**DATA LINES**
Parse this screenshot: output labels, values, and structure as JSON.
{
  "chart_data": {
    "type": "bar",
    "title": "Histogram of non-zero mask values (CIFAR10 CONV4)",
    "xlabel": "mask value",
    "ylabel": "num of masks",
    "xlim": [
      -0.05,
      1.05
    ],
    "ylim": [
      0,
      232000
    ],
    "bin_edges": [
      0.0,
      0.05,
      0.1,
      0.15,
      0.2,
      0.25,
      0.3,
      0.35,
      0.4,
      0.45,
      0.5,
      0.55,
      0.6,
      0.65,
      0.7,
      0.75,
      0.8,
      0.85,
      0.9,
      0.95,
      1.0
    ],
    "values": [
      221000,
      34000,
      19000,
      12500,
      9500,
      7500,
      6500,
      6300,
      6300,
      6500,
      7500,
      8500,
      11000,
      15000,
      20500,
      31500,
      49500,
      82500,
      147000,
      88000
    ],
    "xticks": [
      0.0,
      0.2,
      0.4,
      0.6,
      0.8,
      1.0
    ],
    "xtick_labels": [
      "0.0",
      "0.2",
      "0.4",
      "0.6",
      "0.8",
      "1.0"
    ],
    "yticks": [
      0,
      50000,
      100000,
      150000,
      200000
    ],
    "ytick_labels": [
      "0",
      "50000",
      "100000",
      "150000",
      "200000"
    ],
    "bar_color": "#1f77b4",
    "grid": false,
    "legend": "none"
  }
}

**PROBLEM REQUIREMENTS**
Make an exact copy of the listing, including every line.

**SOLUTION BELOW**
Parse this screenshot: output labels, values, and structure as JSON.
{
  "chart_data": {
    "type": "bar",
    "title": "Histogram of non-zero mask values (CIFAR10 CONV4)",
    "xlabel": "mask value",
    "ylabel": "num of masks",
    "xlim": [
      -0.05,
      1.05
    ],
    "ylim": [
      0,
      232000
    ],
    "bin_edges": [
      0.0,
      0.05,
      0.1,
      0.15,
      0.2,
      0.25,
      0.3,
      0.35,
      0.4,
      0.45,
      0.5,
      0.55,
      0.6,
      0.65,
      0.7,
      0.75,
      0.8,
      0.85,
      0.9,
      0.95,
      1.0
    ],
    "values": [
      221000,
      34000,
      19000,
      12500,
      9500,
      7500,
      6500,
      6300,
      6300,
      6500,
      7500,
      8500,
      11000,
      15000,
      20500,
      31500,
      49500,
      82500,
      147000,
      88000
    ],
    "xticks": [
      0.0,
      0.2,
      0.4,
      0.6,
      0.8,
      1.0
    ],
    "xtick_labels": [
      "0.0",
      "0.2",
      "0.4",
      "0.6",
      "0.8",
      "1.0"
    ],
    "yticks": [
      0,
      50000,
      100000,
      150000,
      200000
    ],
    "ytick_labels": [
      "0",
      "50000",
      "100000",
      "150000",
      "200000"
    ],
    "bar_color": "#1f77b4",
    "grid": false,
    "legend": "none"
  }
}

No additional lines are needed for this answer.